GOAL:
Quote every line as given.

DATA EXCERPTS:
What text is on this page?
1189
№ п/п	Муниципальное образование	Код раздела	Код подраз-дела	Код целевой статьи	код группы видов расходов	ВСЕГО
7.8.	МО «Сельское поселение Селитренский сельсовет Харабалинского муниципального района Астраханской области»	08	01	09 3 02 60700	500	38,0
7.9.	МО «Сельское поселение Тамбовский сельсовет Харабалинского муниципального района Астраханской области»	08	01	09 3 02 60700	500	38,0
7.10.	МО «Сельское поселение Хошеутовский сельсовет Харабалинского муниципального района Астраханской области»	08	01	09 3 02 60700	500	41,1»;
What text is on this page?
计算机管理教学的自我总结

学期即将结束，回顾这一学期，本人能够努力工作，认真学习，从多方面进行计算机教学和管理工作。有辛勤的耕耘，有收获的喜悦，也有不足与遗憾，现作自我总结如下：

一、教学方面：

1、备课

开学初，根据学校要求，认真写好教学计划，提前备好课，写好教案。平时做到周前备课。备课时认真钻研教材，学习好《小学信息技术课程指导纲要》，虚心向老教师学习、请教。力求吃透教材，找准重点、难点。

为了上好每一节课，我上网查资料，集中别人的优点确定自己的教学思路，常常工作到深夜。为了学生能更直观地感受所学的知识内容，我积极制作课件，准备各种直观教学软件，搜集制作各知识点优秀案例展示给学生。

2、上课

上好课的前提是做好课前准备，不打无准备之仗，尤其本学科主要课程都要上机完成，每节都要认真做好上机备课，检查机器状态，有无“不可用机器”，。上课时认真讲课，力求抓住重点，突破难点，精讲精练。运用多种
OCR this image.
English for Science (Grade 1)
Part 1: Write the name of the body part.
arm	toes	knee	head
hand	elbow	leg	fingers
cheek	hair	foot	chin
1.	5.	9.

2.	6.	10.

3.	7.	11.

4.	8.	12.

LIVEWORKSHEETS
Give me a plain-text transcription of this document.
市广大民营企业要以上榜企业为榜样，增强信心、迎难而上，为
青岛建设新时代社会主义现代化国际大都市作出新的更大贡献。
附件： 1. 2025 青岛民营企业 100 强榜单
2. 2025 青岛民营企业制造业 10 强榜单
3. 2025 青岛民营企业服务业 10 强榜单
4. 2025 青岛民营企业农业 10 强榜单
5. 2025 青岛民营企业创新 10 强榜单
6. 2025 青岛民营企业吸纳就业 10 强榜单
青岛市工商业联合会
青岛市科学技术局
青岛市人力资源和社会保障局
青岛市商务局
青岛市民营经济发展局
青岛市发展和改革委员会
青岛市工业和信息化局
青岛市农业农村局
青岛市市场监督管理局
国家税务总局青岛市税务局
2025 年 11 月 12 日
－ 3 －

REPLY:
What text is on this page?
1189
№ п/п	Муниципальное образование	Код раздела	Код подраз-дела	Код целевой статьи	код группы видов расходов	ВСЕГО
7.8.	МО «Сельское поселение Селитренский сельсовет Харабалинского муниципального района Астраханской области»	08	01	09 3 02 60700	500	38,0
7.9.	МО «Сельское поселение Тамбовский сельсовет Харабалинского муниципального района Астраханской области»	08	01	09 3 02 60700	500	38,0
7.10.	МО «Сельское поселение Хошеутовский сельсовет Харабалинского муниципального района Астраханской области»	08	01	09 3 02 60700	500	41,1»;
What text is on this page?
计算机管理教学的自我总结

学期即将结束，回顾这一学期，本人能够努力工作，认真学习，从多方面进行计算机教学和管理工作。有辛勤的耕耘，有收获的喜悦，也有不足与遗憾，现作自我总结如下：

一、教学方面：

1、备课

开学初，根据学校要求，认真写好教学计划，提前备好课，写好教案。平时做到周前备课。备课时认真钻研教材，学习好《小学信息技术课程指导纲要》，虚心向老教师学习、请教。力求吃透教材，找准重点、难点。

为了上好每一节课，我上网查资料，集中别人的优点确定自己的教学思路，常常工作到深夜。为了学生能更直观地感受所学的知识内容，我积极制作课件，准备各种直观教学软件，搜集制作各知识点优秀案例展示给学生。

2、上课

上好课的前提是做好课前准备，不打无准备之仗，尤其本学科主要课程都要上机完成，每节都要认真做好上机备课，检查机器状态，有无“不可用机器”，。上课时认真讲课，力求抓住重点，突破难点，精讲精练。运用多种
OCR this image.
English for Science (Grade 1)
Part 1: Write the name of the body part.
arm	toes	knee	head
hand	elbow	leg	fingers
cheek	hair	foot	chin
1.	5.	9.

2.	6.	10.

3.	7.	11.

4.	8.	12.

LIVEWORKSHEETS
Give me a plain-text transcription of this document.
市广大民营企业要以上榜企业为榜样，增强信心、迎难而上，为
青岛建设新时代社会主义现代化国际大都市作出新的更大贡献。
附件： 1. 2025 青岛民营企业 100 强榜单
2. 2025 青岛民营企业制造业 10 强榜单
3. 2025 青岛民营企业服务业 10 强榜单
4. 2025 青岛民营企业农业 10 强榜单
5. 2025 青岛民营企业创新 10 强榜单
6. 2025 青岛民营企业吸纳就业 10 强榜单
青岛市工商业联合会
青岛市科学技术局
青岛市人力资源和社会保障局
青岛市商务局
青岛市民营经济发展局
青岛市发展和改革委员会
青岛市工业和信息化局
青岛市农业农村局
青岛市市场监督管理局
国家税务总局青岛市税务局
2025 年 11 月 12 日
－ 3 －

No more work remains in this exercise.